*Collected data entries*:
>>>>>

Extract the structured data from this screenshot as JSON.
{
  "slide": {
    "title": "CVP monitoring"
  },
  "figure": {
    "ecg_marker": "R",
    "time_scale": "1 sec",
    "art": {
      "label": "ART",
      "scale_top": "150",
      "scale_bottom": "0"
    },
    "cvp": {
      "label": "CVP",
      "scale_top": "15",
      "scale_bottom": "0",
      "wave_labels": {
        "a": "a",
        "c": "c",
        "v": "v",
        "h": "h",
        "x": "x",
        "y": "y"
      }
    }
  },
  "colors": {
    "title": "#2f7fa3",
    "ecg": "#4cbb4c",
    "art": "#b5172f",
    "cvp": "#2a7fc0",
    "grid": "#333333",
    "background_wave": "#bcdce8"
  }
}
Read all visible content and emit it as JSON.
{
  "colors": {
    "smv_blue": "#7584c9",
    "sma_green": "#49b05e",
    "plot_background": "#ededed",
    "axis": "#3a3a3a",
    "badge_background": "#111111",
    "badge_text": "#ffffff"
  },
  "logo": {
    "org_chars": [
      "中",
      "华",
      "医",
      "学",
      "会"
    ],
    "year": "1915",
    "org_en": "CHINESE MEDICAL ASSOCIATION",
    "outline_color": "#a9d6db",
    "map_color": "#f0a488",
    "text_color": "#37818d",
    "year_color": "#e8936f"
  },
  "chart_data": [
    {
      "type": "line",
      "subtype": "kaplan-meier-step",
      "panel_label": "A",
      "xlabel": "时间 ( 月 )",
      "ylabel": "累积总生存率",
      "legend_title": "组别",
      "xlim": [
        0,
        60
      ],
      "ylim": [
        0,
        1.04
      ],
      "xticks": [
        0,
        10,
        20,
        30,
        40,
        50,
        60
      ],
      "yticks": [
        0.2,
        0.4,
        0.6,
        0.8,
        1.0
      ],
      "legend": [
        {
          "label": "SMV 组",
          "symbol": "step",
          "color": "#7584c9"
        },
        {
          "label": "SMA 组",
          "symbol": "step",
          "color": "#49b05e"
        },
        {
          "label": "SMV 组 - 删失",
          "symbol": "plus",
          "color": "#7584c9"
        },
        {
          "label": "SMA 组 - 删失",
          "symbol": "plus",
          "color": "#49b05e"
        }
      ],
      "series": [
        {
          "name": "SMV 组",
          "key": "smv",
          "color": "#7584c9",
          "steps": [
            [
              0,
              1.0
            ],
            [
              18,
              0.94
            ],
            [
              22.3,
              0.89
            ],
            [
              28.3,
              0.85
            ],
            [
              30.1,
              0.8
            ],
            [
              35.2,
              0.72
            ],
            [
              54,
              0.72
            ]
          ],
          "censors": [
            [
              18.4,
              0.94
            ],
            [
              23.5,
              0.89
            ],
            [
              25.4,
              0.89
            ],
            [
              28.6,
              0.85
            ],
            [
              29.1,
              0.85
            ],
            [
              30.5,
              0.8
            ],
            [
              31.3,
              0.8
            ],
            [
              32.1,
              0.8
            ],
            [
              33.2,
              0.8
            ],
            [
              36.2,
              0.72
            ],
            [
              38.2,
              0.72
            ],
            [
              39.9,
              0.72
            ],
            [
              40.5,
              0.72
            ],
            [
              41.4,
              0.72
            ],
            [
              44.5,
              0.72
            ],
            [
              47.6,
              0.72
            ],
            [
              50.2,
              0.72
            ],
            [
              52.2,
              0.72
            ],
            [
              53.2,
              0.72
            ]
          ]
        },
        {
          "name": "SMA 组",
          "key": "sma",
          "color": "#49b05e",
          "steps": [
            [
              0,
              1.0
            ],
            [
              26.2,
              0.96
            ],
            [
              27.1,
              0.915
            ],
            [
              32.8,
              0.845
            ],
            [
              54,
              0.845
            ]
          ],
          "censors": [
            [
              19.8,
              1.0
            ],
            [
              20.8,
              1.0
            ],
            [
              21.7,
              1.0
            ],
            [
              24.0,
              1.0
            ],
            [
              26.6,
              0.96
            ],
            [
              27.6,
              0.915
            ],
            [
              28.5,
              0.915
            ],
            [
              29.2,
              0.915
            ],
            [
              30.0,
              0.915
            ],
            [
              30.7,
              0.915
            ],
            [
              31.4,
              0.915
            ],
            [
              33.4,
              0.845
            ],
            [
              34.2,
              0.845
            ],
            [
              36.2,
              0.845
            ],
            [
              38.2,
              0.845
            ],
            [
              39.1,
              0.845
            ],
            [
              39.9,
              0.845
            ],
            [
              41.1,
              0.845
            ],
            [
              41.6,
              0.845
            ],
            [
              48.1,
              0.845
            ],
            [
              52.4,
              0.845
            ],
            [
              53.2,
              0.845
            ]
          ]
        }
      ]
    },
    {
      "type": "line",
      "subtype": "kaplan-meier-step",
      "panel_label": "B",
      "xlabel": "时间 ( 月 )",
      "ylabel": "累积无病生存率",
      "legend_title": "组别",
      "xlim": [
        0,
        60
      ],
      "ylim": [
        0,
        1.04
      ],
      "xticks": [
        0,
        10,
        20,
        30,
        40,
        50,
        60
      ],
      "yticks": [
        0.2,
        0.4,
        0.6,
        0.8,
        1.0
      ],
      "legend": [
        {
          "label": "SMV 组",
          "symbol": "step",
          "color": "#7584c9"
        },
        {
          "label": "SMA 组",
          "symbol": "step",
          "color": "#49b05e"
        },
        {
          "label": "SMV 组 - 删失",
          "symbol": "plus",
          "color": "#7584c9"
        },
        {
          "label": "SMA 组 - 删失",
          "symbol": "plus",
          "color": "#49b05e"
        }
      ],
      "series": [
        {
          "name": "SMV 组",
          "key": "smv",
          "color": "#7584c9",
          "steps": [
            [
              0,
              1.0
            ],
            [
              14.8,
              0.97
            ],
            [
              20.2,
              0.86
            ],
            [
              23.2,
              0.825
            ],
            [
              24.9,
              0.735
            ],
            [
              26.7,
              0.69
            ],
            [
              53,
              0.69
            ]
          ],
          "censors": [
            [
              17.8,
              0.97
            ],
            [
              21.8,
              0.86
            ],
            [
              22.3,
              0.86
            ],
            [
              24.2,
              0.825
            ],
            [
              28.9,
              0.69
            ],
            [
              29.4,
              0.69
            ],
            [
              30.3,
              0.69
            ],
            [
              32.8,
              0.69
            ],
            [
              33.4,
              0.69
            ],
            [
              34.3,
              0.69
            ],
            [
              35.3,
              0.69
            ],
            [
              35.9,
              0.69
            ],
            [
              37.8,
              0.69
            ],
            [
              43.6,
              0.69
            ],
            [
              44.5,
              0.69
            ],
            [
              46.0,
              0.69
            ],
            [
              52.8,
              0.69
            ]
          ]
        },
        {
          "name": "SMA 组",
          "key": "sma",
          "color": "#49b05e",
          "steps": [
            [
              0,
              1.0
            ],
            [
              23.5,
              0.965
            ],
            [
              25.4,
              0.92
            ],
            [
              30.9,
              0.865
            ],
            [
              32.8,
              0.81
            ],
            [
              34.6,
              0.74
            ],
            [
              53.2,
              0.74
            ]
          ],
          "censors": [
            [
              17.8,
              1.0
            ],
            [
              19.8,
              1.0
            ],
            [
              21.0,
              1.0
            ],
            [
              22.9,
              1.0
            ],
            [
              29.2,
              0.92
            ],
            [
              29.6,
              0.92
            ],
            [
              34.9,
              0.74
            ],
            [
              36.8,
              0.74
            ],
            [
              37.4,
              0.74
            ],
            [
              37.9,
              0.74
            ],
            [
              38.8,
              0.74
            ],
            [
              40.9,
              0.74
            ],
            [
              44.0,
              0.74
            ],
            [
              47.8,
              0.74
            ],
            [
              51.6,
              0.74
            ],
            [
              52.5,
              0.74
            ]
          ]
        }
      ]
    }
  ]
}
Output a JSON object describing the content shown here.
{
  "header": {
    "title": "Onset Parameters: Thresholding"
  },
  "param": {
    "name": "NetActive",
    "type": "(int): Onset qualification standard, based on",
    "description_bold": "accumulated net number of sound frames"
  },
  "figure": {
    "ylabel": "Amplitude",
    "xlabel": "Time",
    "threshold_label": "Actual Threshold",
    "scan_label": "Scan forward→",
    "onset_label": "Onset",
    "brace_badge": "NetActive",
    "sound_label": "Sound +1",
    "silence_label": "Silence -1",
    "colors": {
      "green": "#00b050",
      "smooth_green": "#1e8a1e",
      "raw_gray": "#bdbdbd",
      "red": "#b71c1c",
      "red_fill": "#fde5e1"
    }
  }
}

<<<<<

*Written exercise*: In the entries above, take the line containing "Output a JSON" and each later line through the last, and repeat them exactly. Output nothing else.

*Task output*:
Output a JSON object describing the content shown here.
{
  "header": {
    "title": "Onset Parameters: Thresholding"
  },
  "param": {
    "name": "NetActive",
    "type": "(int): Onset qualification standard, based on",
    "description_bold": "accumulated net number of sound frames"
  },
  "figure": {
    "ylabel": "Amplitude",
    "xlabel": "Time",
    "threshold_label": "Actual Threshold",
    "scan_label": "Scan forward→",
    "onset_label": "Onset",
    "brace_badge": "NetActive",
    "sound_label": "Sound +1",
    "silence_label": "Silence -1",
    "colors": {
      "green": "#00b050",
      "smooth_green": "#1e8a1e",
      "raw_gray": "#bdbdbd",
      "red": "#b71c1c",
      "red_fill": "#fde5e1"
    }
  }
}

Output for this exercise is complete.